══ Listed records

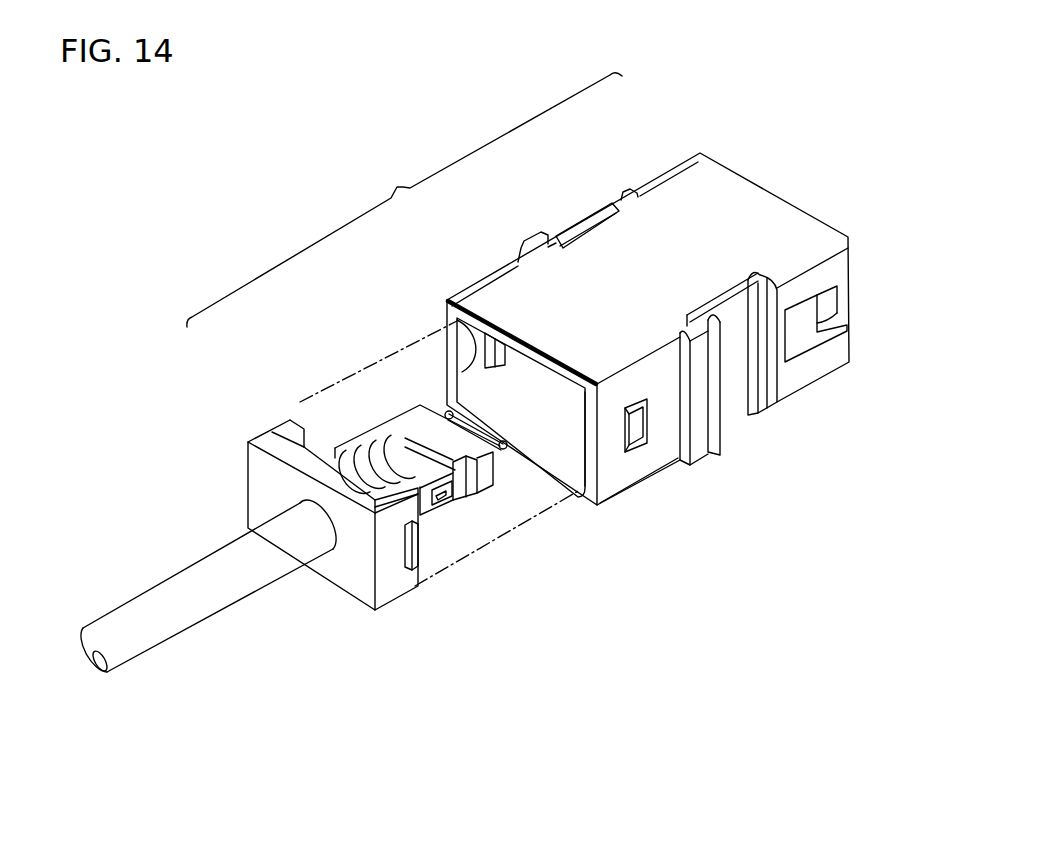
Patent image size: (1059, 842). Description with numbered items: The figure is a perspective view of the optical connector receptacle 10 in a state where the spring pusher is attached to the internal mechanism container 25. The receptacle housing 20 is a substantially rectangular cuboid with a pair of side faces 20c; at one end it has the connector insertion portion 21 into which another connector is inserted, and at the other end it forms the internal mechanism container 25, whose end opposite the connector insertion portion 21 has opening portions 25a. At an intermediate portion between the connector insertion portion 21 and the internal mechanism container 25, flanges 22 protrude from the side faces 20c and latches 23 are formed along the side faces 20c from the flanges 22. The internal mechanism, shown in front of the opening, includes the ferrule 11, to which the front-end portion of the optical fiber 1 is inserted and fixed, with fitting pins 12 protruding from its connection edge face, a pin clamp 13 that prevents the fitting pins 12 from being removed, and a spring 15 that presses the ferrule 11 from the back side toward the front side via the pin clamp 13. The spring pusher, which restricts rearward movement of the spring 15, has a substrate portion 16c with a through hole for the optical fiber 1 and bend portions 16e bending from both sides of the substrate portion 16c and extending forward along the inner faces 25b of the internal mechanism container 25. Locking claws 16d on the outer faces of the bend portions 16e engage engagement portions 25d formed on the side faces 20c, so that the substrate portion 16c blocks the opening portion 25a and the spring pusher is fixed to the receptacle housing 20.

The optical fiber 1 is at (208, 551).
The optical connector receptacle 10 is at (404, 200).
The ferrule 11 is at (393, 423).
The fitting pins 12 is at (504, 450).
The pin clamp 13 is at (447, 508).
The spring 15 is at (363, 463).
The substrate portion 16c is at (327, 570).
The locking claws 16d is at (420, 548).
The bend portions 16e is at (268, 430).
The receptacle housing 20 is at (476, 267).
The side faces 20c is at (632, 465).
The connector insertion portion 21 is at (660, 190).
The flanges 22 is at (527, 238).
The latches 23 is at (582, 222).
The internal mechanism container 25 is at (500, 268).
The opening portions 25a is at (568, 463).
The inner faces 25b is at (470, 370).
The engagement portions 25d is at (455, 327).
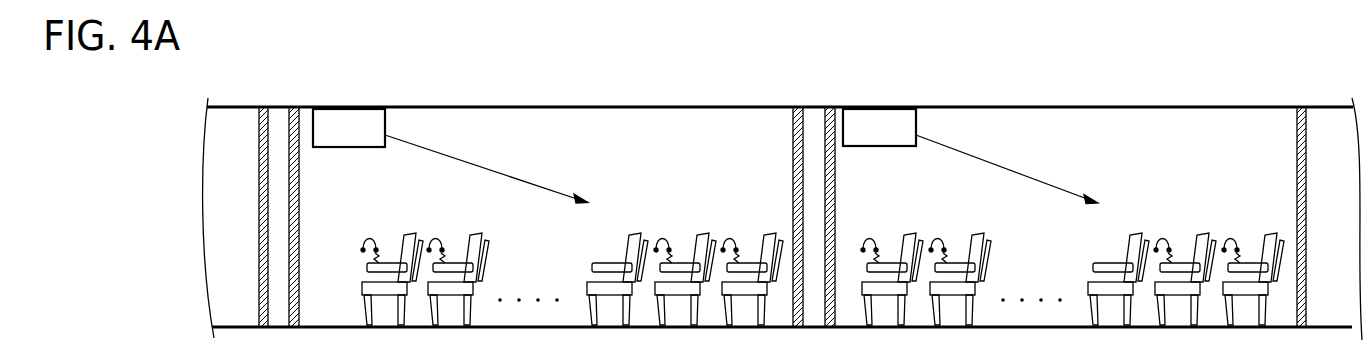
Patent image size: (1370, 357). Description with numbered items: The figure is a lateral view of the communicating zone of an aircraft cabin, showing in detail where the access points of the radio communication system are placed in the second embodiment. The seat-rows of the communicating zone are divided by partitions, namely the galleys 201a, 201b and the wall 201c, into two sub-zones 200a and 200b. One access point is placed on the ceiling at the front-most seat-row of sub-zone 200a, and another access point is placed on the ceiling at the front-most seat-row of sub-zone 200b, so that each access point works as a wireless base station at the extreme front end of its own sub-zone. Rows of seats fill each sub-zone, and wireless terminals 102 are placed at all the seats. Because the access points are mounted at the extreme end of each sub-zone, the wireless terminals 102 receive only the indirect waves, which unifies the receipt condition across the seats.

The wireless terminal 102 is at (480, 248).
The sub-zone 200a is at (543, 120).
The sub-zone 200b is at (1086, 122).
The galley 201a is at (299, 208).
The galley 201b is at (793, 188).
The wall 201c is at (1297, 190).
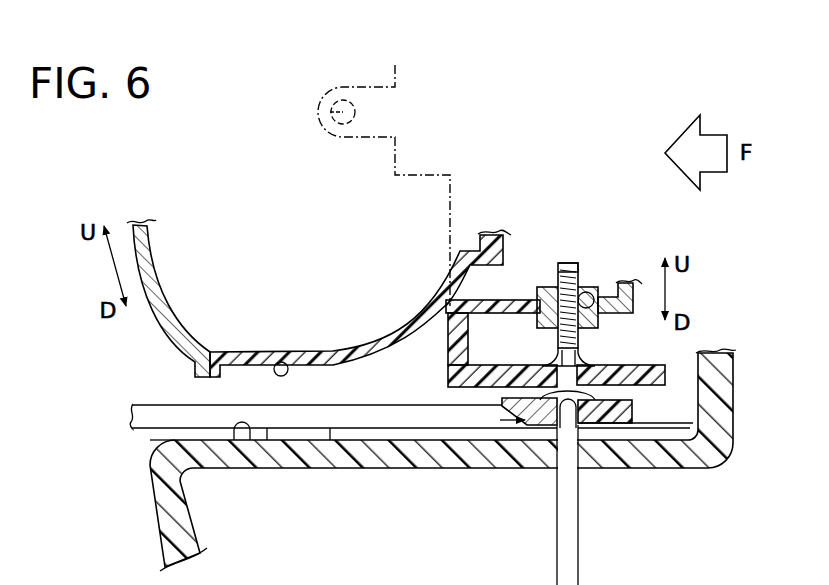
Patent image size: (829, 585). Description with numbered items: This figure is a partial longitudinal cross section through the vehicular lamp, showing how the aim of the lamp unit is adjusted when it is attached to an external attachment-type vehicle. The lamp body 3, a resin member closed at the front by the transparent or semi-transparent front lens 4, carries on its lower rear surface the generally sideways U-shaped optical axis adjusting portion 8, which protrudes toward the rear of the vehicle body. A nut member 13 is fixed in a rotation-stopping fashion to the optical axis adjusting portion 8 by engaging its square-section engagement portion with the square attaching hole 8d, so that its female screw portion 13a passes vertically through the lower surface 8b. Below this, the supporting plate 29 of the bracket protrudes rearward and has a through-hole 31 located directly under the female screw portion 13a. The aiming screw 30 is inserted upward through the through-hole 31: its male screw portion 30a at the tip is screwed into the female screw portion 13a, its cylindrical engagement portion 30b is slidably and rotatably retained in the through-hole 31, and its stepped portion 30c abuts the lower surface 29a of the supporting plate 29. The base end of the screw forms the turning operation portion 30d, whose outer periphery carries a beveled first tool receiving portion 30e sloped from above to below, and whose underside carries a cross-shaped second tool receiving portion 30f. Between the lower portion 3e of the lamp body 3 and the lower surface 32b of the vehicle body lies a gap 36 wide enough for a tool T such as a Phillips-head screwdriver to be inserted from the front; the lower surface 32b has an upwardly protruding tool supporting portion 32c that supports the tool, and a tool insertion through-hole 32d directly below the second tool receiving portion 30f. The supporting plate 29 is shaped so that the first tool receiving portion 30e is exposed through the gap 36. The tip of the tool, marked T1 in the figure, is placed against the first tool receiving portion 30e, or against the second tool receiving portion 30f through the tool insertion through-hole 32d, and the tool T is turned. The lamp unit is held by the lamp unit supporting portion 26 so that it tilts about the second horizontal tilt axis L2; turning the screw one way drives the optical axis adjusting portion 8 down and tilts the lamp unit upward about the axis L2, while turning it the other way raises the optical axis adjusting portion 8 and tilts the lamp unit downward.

════
══ Listed records

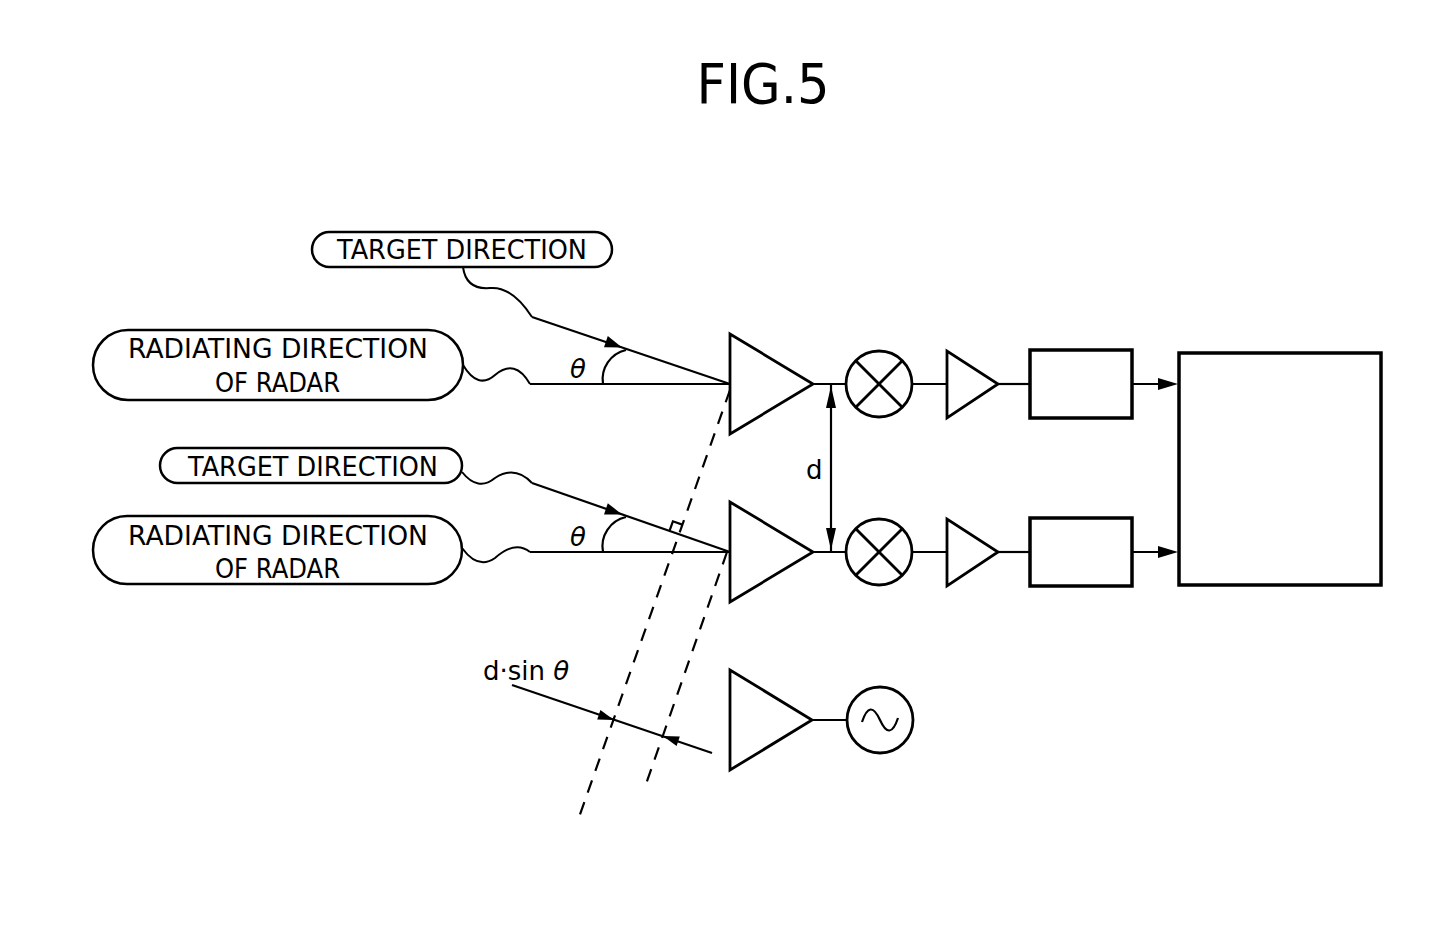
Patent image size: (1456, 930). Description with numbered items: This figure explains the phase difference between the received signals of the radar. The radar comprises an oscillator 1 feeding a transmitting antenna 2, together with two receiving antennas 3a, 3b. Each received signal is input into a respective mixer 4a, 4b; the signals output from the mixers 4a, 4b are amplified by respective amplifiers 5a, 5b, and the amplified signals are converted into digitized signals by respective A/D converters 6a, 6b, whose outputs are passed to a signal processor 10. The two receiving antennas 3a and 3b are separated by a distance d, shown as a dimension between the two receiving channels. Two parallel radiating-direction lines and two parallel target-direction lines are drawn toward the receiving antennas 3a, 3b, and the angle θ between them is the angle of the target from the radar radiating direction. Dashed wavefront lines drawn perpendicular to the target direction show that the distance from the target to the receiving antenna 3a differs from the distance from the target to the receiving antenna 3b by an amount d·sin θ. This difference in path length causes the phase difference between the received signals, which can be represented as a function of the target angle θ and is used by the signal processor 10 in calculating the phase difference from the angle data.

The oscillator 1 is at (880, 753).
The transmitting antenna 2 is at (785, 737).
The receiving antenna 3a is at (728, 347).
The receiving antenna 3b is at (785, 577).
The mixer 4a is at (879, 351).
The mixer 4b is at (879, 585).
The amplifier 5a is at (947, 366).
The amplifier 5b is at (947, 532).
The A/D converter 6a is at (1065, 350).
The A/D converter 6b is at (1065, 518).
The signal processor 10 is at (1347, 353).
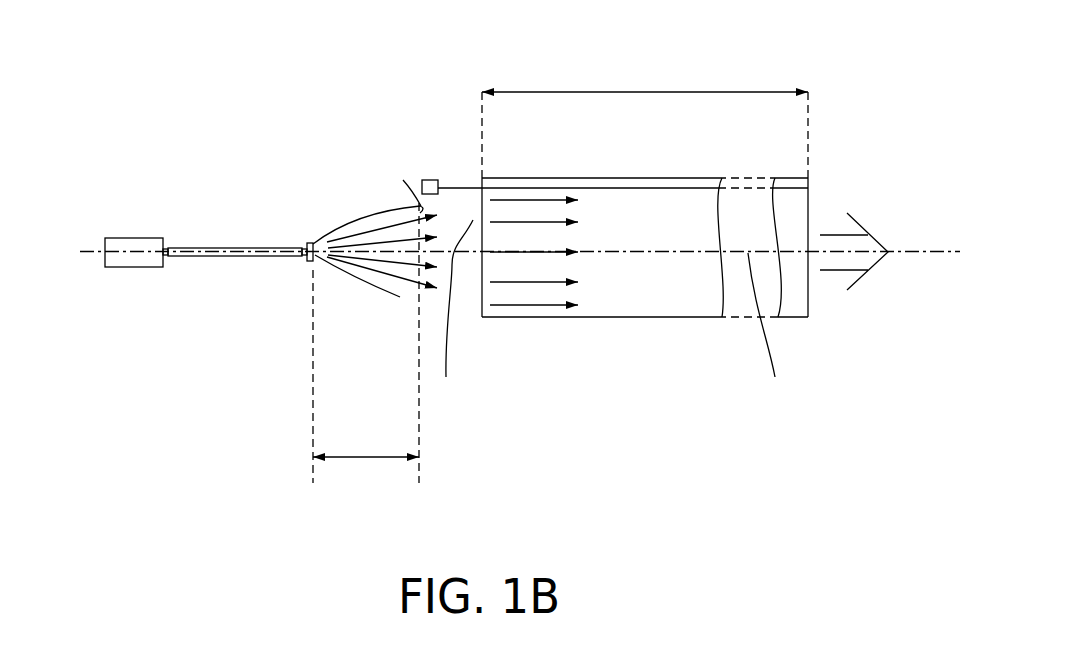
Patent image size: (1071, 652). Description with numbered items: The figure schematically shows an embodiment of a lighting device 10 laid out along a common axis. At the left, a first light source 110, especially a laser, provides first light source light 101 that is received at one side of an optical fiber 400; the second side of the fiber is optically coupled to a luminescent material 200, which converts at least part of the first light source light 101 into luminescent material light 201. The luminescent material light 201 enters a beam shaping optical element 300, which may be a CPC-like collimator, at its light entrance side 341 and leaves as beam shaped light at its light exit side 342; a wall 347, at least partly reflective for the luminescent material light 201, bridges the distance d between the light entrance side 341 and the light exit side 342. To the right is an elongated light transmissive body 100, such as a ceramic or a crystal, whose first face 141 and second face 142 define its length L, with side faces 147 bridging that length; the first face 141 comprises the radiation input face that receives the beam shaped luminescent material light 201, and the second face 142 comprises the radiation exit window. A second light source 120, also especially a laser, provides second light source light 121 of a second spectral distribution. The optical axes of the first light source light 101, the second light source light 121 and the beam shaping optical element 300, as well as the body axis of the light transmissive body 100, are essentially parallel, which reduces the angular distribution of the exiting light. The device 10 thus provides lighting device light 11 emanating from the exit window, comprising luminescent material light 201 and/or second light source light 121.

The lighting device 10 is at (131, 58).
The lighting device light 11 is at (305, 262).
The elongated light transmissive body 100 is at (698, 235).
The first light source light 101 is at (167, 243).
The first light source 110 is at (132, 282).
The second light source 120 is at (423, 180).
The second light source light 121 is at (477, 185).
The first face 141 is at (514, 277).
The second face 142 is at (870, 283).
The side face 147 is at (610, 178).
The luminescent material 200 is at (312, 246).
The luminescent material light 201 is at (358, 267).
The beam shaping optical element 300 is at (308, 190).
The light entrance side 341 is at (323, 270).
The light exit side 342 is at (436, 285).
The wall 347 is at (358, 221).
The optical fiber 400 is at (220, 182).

════

- Task instructions
In the part of the material that opens with the line containing "Patent image size: (1370, 357)." and closes with the line containing "The wireless terminal 102 is at (480, 248).", swap "lateral view" for "side view". Give back only those lines, with nothing else changed.

- Complete output
Patent image size: (1370, 357). Description with numbered items: The figure is a side view of the communicating zone of an aircraft cabin, showing in detail where the access points of the radio communication system are placed in the second embodiment. The seat-rows of the communicating zone are divided by partitions, namely the galleys 201a, 201b and the wall 201c, into two sub-zones 200a and 200b. One access point is placed on the ceiling at the front-most seat-row of sub-zone 200a, and another access point is placed on the ceiling at the front-most seat-row of sub-zone 200b, so that each access point works as a wireless base station at the extreme front end of its own sub-zone. Rows of seats fill each sub-zone, and wireless terminals 102 are placed at all the seats. Because the access points are mounted at the extreme end of each sub-zone, the wireless terminals 102 receive only the indirect waves, which unifies the receipt condition across the seats.

The wireless terminal 102 is at (480, 248).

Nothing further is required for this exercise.